* STATED EXERCISE: Count the lines that hold the string "name". Reply with the number alone.

====

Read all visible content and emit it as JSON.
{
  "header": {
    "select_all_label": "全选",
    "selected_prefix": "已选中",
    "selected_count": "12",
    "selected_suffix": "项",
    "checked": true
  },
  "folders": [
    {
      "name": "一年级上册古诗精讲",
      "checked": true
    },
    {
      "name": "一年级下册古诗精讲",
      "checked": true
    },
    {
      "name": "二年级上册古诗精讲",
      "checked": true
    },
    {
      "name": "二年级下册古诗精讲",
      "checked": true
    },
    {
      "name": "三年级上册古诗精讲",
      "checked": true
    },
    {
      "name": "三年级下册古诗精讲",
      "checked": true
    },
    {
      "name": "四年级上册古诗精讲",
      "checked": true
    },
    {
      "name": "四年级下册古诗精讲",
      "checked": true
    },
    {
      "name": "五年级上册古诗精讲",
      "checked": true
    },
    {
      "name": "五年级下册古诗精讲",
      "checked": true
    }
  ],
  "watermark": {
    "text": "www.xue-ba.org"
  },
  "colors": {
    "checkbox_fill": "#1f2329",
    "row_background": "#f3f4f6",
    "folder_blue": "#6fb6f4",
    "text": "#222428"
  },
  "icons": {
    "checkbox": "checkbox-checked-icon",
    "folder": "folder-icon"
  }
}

====

* COMPLETE RESPONSE: 10